▶ **Given information**
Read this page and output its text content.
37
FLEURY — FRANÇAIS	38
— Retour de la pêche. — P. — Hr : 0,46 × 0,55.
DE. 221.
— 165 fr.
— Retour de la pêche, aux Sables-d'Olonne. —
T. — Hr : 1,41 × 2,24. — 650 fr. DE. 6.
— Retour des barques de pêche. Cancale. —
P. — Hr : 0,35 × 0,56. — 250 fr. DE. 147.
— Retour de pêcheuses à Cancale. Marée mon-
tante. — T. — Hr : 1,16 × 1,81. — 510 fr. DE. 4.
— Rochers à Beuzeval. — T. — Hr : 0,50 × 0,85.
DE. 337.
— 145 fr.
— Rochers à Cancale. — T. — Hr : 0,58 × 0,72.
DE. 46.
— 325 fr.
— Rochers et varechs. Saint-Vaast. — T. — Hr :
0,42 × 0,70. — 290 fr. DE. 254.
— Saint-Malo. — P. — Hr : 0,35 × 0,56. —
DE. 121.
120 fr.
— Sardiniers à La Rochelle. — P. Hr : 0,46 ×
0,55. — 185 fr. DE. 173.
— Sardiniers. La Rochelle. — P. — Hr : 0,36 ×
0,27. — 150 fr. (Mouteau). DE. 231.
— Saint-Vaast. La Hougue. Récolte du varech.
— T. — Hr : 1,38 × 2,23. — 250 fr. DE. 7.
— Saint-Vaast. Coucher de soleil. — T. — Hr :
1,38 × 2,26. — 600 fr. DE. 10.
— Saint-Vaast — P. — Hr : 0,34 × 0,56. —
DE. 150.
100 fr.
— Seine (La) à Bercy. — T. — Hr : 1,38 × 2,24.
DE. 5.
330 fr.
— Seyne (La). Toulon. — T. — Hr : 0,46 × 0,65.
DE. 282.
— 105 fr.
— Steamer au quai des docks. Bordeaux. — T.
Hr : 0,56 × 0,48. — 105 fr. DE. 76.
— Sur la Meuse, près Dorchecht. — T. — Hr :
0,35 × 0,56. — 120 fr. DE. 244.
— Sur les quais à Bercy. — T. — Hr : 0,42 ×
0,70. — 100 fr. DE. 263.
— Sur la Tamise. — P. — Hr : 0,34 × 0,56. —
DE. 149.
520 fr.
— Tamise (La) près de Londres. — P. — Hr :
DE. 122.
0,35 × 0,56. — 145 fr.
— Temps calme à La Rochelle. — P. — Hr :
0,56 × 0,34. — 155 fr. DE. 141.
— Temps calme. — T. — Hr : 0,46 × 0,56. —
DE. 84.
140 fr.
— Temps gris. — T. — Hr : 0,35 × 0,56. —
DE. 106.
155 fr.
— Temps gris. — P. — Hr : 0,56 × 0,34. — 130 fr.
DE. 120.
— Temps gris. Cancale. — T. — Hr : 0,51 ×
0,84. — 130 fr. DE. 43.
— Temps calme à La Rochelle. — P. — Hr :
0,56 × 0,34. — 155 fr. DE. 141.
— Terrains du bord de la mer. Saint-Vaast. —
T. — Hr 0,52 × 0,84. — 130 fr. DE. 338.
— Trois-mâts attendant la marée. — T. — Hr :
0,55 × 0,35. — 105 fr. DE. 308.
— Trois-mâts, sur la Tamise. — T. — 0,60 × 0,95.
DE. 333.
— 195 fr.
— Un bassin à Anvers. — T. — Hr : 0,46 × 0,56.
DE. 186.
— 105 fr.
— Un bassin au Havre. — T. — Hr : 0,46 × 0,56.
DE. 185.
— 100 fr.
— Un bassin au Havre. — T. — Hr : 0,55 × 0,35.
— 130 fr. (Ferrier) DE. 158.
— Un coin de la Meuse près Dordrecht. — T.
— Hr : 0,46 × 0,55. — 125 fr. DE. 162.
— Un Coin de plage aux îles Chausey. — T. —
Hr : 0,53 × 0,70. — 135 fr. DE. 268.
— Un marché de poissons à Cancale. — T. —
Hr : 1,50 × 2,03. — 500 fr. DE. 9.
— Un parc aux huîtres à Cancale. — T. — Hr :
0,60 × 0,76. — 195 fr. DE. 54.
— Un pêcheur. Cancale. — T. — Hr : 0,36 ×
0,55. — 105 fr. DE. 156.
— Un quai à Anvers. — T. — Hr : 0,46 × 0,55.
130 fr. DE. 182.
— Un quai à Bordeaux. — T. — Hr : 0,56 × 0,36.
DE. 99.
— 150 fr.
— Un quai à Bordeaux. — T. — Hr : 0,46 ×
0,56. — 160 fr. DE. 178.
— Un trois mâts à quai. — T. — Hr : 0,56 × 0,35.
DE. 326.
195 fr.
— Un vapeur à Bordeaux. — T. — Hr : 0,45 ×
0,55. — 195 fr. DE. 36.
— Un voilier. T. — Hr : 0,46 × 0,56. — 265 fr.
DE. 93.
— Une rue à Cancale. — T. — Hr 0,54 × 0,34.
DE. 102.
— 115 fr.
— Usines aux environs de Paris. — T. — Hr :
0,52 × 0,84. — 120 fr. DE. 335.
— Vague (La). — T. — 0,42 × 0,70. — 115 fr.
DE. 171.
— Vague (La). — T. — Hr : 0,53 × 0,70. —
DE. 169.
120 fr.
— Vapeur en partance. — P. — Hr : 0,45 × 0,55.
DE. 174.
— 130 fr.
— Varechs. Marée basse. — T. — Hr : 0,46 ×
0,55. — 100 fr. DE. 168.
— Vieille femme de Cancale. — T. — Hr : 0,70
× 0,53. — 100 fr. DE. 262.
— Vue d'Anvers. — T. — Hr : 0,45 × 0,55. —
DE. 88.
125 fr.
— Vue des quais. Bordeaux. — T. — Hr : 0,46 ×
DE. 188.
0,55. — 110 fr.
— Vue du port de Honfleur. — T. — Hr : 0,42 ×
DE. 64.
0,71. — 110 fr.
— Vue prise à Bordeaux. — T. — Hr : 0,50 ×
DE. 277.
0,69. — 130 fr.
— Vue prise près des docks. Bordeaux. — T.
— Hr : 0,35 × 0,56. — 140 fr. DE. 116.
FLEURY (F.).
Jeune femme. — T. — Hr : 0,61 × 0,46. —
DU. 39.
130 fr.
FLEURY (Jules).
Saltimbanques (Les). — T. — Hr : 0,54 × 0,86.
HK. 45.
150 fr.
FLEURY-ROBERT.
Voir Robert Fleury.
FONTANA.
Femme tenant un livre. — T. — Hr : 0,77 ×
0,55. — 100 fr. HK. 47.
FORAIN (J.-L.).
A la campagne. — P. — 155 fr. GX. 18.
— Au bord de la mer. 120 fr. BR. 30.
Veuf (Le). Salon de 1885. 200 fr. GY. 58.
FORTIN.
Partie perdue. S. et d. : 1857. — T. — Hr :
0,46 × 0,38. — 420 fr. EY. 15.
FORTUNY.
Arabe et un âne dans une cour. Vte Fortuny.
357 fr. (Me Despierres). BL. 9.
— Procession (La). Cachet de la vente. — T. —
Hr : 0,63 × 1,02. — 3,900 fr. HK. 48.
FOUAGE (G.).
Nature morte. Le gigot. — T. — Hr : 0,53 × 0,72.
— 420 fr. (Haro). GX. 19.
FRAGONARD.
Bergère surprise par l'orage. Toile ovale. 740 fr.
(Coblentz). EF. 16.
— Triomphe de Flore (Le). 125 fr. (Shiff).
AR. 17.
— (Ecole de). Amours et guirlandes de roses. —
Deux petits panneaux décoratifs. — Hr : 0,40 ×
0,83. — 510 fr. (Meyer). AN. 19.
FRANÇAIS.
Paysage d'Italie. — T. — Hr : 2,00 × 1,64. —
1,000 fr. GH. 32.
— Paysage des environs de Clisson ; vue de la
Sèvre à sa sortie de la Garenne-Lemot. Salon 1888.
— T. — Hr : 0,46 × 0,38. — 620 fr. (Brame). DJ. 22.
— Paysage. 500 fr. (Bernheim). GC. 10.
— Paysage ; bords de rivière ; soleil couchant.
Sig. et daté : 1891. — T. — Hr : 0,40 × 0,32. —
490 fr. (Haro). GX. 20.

▶ **Directive**
How many lines of the listing include the string "docks"? Answer with the number alone.

▶ **Response to this exercise**
2